(Figure record extracts)
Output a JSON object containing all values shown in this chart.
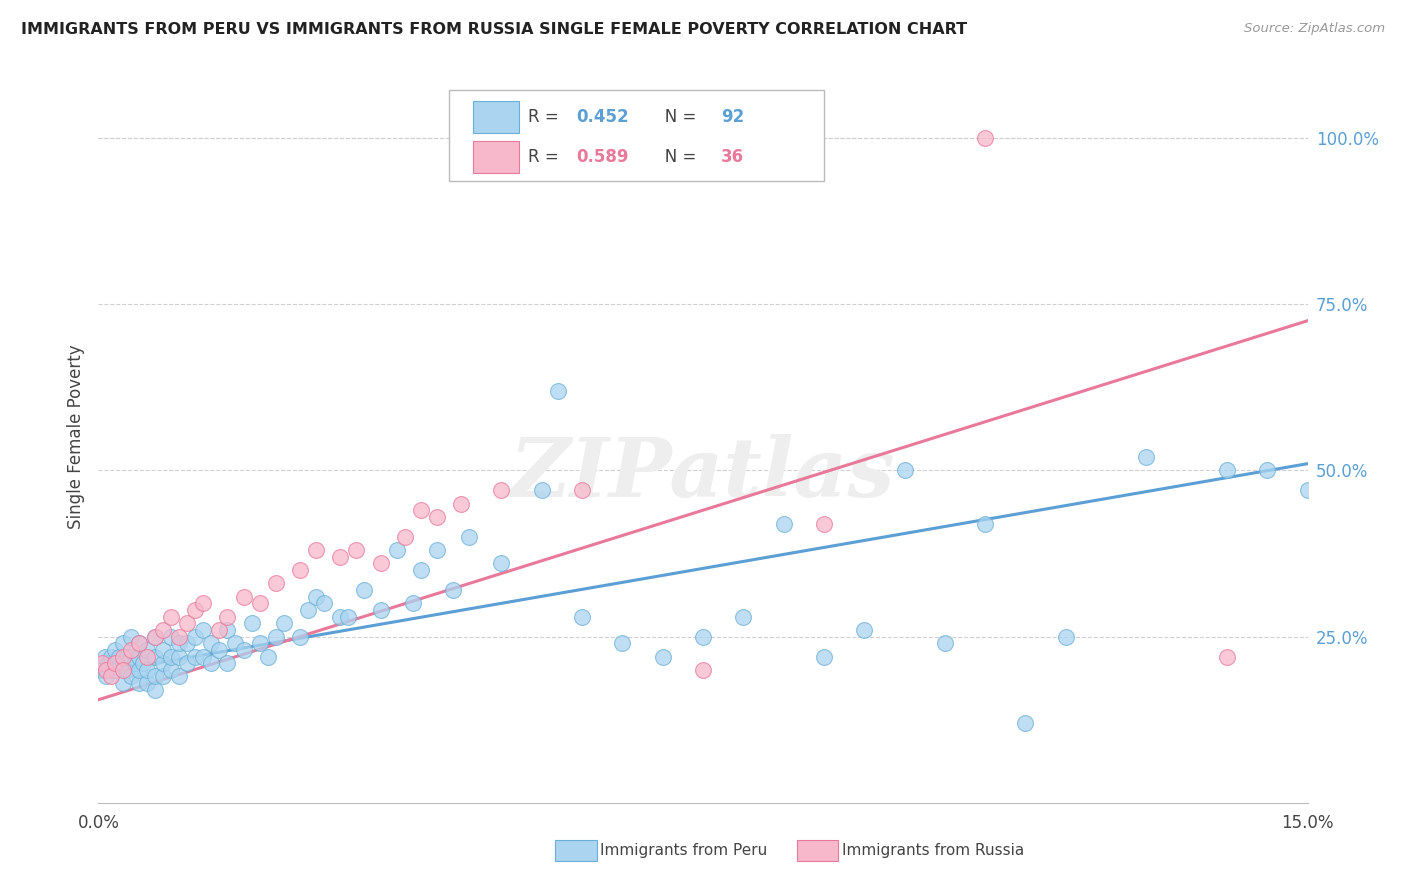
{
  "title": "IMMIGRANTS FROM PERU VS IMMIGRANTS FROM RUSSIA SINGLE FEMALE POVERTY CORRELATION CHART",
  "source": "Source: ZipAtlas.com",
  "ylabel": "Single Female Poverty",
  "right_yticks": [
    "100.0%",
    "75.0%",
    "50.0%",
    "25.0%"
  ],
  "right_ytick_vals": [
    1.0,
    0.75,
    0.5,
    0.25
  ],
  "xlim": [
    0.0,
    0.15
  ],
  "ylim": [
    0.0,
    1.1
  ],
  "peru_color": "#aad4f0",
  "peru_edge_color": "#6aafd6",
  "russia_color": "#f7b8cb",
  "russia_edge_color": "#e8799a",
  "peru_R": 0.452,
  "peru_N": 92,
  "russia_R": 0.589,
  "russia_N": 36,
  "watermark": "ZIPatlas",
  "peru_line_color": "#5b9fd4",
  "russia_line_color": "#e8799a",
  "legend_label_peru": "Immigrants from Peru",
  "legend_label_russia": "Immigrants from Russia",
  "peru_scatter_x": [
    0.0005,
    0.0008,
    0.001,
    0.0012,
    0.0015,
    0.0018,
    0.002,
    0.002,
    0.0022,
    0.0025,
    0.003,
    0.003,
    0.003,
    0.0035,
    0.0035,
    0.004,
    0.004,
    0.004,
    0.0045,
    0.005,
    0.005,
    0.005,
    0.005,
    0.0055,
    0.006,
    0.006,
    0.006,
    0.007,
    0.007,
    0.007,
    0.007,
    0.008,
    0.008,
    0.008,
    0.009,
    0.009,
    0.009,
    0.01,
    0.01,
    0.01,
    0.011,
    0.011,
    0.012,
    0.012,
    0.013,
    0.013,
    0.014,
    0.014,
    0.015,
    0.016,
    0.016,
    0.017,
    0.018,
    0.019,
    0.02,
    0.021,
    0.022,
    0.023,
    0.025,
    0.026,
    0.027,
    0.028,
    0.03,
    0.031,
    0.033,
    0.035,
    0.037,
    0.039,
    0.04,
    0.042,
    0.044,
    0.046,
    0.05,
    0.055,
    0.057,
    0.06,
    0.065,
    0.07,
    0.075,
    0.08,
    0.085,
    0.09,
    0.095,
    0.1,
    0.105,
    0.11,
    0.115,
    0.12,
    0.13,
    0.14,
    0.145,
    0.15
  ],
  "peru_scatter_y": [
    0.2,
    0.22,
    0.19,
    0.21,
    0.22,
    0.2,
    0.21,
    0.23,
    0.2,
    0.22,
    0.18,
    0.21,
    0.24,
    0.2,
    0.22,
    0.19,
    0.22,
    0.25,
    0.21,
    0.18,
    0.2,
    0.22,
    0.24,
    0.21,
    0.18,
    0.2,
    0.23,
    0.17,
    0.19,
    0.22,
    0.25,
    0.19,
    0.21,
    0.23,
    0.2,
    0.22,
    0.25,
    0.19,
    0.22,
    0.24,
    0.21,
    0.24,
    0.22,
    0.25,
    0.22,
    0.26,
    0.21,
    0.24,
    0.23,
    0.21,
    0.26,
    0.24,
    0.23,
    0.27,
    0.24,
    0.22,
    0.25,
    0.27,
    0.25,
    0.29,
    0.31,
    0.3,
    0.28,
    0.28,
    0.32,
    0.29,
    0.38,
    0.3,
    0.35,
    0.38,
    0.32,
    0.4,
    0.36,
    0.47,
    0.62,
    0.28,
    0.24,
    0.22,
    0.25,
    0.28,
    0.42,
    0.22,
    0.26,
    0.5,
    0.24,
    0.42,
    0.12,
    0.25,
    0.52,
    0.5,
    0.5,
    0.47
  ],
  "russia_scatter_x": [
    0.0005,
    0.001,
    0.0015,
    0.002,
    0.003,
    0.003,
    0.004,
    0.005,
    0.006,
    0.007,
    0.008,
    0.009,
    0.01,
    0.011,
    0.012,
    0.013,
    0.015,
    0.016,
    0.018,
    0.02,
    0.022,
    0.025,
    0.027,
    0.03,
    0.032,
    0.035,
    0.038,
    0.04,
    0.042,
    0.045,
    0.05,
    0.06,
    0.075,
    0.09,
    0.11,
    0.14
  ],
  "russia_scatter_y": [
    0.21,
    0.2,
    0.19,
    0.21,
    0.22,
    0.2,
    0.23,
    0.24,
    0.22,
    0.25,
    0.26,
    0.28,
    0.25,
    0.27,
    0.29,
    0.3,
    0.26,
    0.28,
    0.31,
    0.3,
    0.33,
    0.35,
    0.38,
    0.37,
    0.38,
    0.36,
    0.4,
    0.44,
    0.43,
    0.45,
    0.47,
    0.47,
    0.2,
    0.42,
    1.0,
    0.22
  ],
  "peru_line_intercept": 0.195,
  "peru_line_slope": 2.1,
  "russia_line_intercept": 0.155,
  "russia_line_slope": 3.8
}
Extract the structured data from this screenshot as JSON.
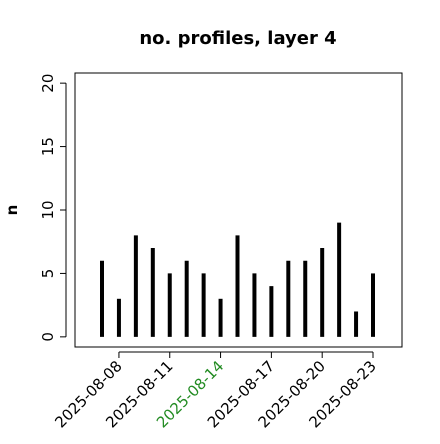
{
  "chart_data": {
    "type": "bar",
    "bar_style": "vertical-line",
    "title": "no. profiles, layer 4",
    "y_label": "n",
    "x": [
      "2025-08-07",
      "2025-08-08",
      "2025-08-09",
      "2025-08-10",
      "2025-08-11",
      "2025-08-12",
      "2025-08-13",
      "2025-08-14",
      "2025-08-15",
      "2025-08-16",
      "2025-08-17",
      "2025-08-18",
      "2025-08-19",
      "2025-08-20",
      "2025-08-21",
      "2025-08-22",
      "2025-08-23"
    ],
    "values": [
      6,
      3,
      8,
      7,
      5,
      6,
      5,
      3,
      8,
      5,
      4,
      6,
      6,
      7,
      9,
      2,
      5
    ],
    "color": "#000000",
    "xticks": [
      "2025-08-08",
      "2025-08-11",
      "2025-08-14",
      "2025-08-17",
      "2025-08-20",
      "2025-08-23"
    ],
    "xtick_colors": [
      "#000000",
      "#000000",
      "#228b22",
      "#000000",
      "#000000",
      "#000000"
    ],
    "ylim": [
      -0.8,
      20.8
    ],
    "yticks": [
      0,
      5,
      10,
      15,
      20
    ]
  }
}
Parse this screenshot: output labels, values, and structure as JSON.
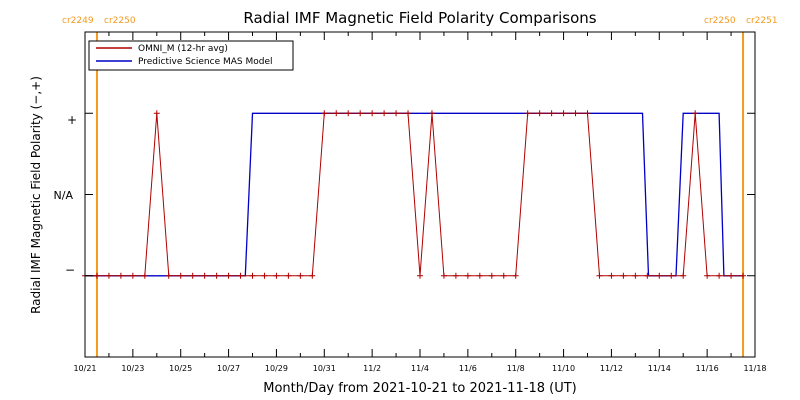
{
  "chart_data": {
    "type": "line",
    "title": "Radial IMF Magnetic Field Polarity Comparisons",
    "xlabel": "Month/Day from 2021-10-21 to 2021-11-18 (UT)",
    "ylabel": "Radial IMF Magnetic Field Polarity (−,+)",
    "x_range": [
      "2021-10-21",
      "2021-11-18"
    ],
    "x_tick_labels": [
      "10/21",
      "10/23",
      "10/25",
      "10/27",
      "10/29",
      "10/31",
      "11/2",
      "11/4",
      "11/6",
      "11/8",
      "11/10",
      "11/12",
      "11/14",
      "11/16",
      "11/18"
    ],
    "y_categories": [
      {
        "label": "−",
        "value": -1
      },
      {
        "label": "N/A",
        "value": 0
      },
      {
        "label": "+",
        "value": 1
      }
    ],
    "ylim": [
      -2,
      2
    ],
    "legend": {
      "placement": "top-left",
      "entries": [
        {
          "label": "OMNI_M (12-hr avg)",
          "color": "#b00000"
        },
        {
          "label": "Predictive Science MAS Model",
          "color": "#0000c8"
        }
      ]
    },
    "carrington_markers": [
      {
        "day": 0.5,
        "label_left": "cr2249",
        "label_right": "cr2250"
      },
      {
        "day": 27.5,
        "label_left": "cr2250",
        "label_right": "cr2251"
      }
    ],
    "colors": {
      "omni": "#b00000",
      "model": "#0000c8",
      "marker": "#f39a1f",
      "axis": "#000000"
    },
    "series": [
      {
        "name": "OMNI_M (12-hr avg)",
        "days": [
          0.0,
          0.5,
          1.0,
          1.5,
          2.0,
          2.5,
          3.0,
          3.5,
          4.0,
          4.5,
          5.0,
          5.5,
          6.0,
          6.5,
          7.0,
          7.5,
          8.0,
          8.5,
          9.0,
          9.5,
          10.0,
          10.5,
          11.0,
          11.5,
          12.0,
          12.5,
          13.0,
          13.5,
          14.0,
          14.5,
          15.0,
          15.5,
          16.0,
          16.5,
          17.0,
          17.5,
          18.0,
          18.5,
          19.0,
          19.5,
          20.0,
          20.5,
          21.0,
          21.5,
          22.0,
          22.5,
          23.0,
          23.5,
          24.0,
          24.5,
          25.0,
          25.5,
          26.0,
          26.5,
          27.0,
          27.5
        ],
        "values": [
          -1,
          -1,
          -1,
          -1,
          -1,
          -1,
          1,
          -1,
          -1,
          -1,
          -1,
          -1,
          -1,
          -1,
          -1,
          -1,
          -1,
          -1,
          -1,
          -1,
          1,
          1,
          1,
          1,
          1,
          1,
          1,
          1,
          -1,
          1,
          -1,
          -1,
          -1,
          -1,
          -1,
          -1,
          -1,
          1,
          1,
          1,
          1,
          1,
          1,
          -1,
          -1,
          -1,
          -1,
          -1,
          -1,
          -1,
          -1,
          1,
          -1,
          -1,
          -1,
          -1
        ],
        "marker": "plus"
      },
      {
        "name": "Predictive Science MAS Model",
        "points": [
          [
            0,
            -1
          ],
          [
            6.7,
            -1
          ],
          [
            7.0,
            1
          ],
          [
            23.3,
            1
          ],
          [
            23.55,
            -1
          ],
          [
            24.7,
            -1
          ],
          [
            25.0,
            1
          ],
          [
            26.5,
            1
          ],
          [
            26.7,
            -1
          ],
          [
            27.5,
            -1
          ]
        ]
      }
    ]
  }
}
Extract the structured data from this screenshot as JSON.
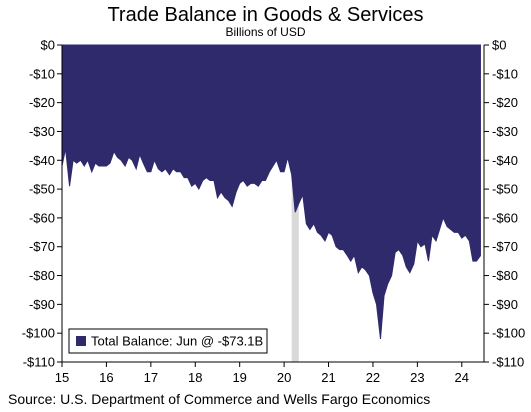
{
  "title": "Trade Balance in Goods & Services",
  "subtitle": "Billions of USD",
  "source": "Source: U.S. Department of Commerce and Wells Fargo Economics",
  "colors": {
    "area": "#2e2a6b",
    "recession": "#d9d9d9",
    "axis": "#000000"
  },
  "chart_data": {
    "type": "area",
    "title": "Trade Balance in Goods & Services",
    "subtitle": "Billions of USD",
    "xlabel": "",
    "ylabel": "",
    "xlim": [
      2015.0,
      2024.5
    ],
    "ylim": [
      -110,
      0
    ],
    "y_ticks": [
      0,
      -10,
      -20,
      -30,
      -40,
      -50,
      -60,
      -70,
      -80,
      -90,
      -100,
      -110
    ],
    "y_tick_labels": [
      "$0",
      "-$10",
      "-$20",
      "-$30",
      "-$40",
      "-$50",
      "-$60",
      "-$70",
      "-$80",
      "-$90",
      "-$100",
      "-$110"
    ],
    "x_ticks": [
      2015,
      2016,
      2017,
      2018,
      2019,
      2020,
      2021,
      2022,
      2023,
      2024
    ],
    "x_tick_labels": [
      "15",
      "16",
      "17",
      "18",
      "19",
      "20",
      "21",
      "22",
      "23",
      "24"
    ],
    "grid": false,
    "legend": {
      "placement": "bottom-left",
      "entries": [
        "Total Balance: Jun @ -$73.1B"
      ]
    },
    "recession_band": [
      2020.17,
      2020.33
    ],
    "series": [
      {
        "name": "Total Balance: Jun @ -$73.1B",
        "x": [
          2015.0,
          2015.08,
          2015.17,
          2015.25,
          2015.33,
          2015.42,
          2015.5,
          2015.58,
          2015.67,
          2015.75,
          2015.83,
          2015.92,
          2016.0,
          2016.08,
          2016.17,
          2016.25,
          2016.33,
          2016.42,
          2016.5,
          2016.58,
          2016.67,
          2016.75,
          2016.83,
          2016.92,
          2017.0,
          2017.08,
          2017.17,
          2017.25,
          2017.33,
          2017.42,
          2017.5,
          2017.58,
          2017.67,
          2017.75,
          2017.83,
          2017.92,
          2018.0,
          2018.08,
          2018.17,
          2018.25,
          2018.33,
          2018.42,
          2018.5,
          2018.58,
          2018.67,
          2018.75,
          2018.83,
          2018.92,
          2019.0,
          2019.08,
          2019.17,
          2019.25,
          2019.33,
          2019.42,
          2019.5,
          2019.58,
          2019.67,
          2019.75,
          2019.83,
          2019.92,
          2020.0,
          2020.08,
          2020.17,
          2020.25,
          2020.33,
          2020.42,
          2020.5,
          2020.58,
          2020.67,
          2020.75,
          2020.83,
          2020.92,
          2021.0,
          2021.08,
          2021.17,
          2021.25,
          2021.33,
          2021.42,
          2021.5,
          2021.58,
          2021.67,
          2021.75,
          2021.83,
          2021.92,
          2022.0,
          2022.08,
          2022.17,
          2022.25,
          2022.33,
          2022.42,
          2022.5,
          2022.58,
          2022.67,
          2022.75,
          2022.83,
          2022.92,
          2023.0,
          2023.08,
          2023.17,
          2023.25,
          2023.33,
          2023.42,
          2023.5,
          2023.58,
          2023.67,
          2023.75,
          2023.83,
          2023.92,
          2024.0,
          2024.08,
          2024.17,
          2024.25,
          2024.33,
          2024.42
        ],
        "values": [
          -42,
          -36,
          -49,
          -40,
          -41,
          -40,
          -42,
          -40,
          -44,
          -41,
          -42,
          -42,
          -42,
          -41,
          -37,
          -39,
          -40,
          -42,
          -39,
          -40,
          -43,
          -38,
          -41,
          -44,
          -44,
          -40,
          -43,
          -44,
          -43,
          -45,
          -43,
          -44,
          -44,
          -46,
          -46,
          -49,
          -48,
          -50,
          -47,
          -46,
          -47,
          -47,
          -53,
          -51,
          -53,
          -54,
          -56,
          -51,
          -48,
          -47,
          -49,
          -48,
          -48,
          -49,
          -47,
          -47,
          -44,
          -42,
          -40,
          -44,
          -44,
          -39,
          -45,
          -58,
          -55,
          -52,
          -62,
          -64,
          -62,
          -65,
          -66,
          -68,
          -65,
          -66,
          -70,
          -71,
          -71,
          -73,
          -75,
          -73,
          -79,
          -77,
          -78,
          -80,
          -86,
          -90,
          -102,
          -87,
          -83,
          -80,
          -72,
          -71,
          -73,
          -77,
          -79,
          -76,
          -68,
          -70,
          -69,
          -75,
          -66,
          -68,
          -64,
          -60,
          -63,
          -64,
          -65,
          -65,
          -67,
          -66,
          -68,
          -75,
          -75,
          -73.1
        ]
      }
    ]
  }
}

Task to complete: Only the number is wanted: how many lines in the data include the word "ylabel"?

Output: 3